**Work instructions**
In the entries below, find the lines that contain the word "labels" and copy them.

**Entries shown**
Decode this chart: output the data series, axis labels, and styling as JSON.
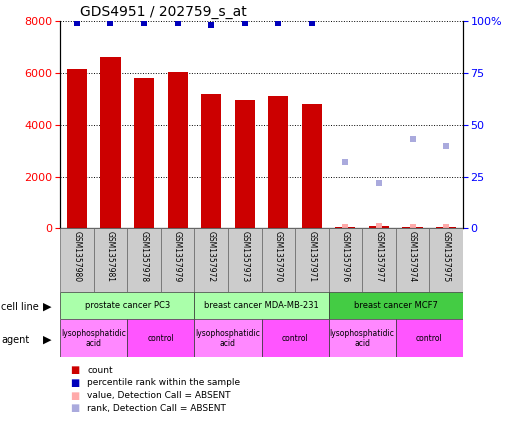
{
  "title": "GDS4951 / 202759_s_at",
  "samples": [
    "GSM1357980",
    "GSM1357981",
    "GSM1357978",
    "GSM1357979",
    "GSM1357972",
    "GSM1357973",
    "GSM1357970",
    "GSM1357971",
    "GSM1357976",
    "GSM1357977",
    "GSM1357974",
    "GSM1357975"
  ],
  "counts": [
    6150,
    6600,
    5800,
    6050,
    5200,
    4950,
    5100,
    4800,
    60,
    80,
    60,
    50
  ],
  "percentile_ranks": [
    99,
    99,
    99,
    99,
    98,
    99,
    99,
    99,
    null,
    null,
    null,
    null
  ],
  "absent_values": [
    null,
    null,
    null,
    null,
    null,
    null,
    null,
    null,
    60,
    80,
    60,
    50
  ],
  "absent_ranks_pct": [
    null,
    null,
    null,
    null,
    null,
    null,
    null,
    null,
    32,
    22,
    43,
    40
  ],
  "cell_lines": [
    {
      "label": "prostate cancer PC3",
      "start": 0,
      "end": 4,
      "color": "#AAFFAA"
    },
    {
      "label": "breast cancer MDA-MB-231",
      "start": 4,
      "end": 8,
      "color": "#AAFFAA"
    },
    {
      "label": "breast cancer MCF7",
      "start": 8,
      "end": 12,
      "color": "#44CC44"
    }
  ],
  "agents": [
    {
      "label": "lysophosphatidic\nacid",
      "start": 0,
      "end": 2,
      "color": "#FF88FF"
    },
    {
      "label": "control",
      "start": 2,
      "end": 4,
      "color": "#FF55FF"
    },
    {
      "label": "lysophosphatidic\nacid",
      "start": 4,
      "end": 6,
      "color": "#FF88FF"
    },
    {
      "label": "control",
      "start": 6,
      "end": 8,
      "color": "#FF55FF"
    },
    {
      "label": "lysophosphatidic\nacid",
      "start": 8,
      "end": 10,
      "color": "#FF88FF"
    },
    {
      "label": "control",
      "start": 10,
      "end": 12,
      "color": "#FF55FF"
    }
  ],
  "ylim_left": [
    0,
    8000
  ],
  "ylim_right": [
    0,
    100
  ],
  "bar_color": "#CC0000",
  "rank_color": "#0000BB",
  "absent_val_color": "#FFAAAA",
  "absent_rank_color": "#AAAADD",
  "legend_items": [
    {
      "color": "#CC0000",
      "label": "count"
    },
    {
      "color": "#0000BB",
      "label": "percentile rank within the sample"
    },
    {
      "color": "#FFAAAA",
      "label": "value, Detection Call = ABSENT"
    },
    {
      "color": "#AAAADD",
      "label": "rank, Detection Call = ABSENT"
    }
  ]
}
--
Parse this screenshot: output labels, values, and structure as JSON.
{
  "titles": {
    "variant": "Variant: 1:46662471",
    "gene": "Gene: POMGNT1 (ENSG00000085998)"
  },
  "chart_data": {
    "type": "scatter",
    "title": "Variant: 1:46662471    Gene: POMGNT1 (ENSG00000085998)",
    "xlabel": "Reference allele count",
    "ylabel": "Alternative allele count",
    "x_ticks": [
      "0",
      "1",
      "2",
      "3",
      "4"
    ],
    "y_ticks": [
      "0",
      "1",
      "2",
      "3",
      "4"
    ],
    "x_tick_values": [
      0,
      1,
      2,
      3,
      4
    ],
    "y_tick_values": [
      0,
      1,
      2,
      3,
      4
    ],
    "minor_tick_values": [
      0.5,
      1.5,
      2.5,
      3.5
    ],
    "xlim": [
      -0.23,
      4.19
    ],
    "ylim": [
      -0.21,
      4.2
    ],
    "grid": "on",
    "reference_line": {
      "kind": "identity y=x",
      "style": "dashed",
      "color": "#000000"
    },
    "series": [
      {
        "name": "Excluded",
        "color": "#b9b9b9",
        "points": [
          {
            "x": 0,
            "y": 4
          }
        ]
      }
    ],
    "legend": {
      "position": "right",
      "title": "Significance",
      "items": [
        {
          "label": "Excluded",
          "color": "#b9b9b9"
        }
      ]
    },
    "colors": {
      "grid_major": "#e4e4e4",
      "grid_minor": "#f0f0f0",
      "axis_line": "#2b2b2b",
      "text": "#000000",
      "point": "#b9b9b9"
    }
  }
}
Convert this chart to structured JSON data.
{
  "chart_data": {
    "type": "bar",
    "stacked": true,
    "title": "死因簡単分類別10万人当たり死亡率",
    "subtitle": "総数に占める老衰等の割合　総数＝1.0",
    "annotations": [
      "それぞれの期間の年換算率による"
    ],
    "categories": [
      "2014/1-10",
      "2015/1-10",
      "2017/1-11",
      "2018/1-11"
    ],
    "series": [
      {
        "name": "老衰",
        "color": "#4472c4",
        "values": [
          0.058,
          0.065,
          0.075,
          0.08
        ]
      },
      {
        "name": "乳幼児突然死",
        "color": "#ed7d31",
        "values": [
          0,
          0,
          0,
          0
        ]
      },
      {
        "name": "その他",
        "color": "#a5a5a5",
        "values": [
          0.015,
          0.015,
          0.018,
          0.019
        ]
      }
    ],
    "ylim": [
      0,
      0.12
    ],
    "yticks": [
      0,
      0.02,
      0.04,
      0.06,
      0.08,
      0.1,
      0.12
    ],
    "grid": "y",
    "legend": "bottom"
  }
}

**Problem solution**
Decode this chart: output the data series, axis labels, and styling as JSON.
Parse this screenshot: output labels, values, and structure as JSON.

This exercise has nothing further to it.